Give back the full listing verbatim, apart from its images.

Excerpted records –
============
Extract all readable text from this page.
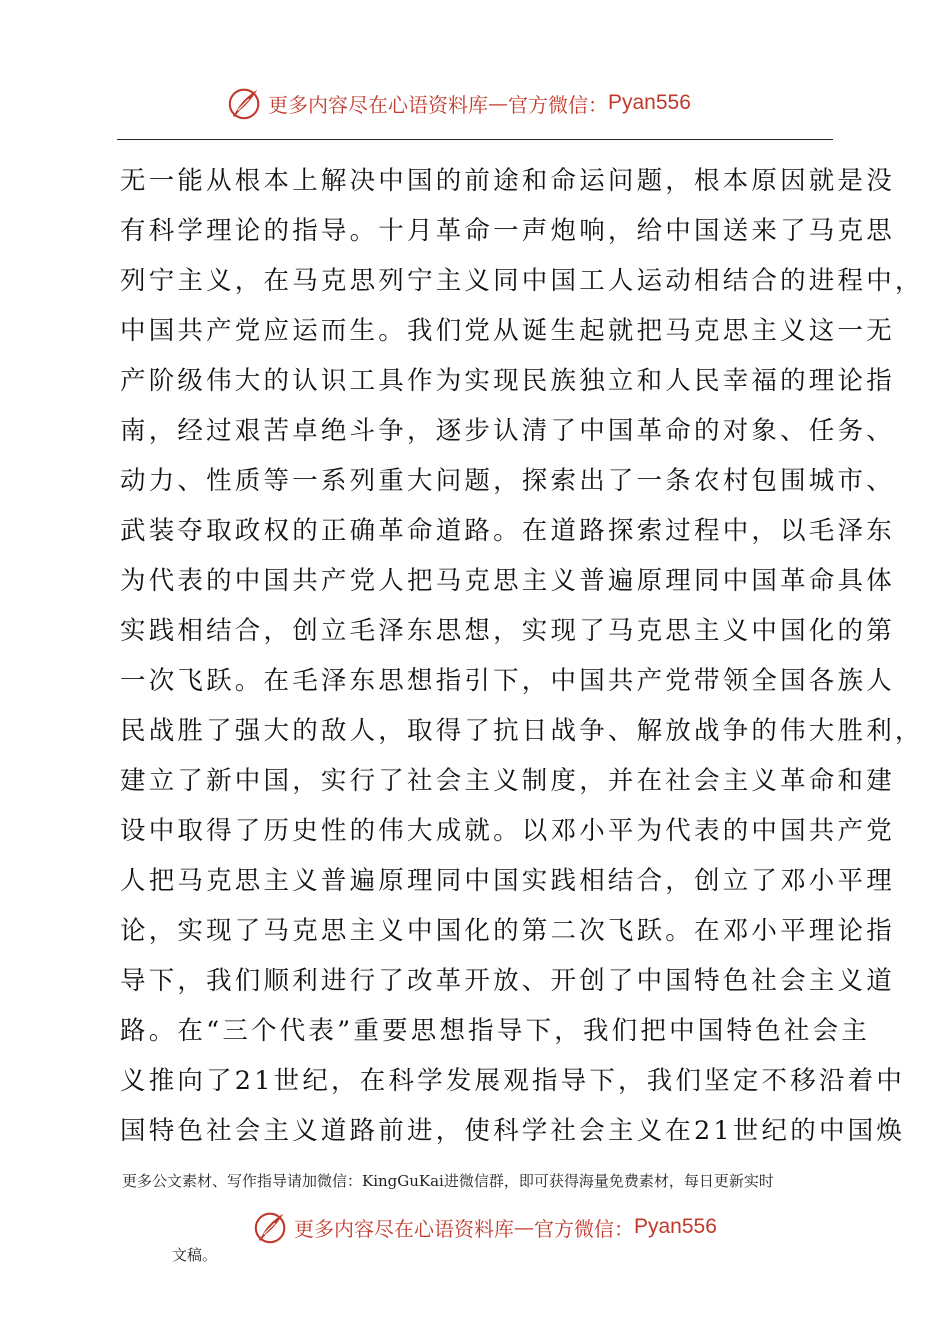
更多内容尽在心语资料库 — 官方微信： Pyan556
无一能从根本上解决中国的前途和命运问题，根本原因就是没
有科学理论的指导。十月革命一声炮响，给中国送来了马克思
列宁主义，在马克思列宁主义同中国工人运动相结合的进程中，
中国共产党应运而生。我们党从诞生起就把马克思主义这一无
产阶级伟大的认识工具作为实现民族独立和人民幸福的理论指
南，经过艰苦卓绝斗争，逐步认清了中国革命的对象、任务、
动力、性质等一系列重大问题，探索出了一条农村包围城市、
武装夺取政权的正确革命道路。在道路探索过程中，以毛泽东
为代表的中国共产党人把马克思主义普遍原理同中国革命具体
实践相结合，创立毛泽东思想，实现了马克思主义中国化的第
一次飞跃。在毛泽东思想指引下，中国共产党带领全国各族人
民战胜了强大的敌人，取得了抗日战争、解放战争的伟大胜利，
建立了新中国，实行了社会主义制度，并在社会主义革命和建
设中取得了历史性的伟大成就。以邓小平为代表的中国共产党
人把马克思主义普遍原理同中国实践相结合，创立了邓小平理
论，实现了马克思主义中国化的第二次飞跃。在邓小平理论指
导下，我们顺利进行了改革开放、开创了中国特色社会主义道
路。在“三个代表”重要思想指导下，我们把中国特色社会主
义推向了21世纪，在科学发展观指导下，我们坚定不移沿着中
国特色社会主义道路前进，使科学社会主义在21世纪的中国焕
更多公文素材、写作指导请加微信：KingGuKai进微信群，即可获得海量免费素材，每日更新实时
更多内容尽在心语资料库 — 官方微信： Pyan556
文稿。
============
Worked answer –
Extract all readable text from this page.
更多内容尽在心语资料库 — 官方微信： Pyan556
无一能从根本上解决中国的前途和命运问题，根本原因就是没
有科学理论的指导。十月革命一声炮响，给中国送来了马克思
列宁主义，在马克思列宁主义同中国工人运动相结合的进程中，
中国共产党应运而生。我们党从诞生起就把马克思主义这一无
产阶级伟大的认识工具作为实现民族独立和人民幸福的理论指
南，经过艰苦卓绝斗争，逐步认清了中国革命的对象、任务、
动力、性质等一系列重大问题，探索出了一条农村包围城市、
武装夺取政权的正确革命道路。在道路探索过程中，以毛泽东
为代表的中国共产党人把马克思主义普遍原理同中国革命具体
实践相结合，创立毛泽东思想，实现了马克思主义中国化的第
一次飞跃。在毛泽东思想指引下，中国共产党带领全国各族人
民战胜了强大的敌人，取得了抗日战争、解放战争的伟大胜利，
建立了新中国，实行了社会主义制度，并在社会主义革命和建
设中取得了历史性的伟大成就。以邓小平为代表的中国共产党
人把马克思主义普遍原理同中国实践相结合，创立了邓小平理
论，实现了马克思主义中国化的第二次飞跃。在邓小平理论指
导下，我们顺利进行了改革开放、开创了中国特色社会主义道
路。在“三个代表”重要思想指导下，我们把中国特色社会主
义推向了21世纪，在科学发展观指导下，我们坚定不移沿着中
国特色社会主义道路前进，使科学社会主义在21世纪的中国焕
更多公文素材、写作指导请加微信：KingGuKai进微信群，即可获得海量免费素材，每日更新实时
更多内容尽在心语资料库 — 官方微信： Pyan556
文稿。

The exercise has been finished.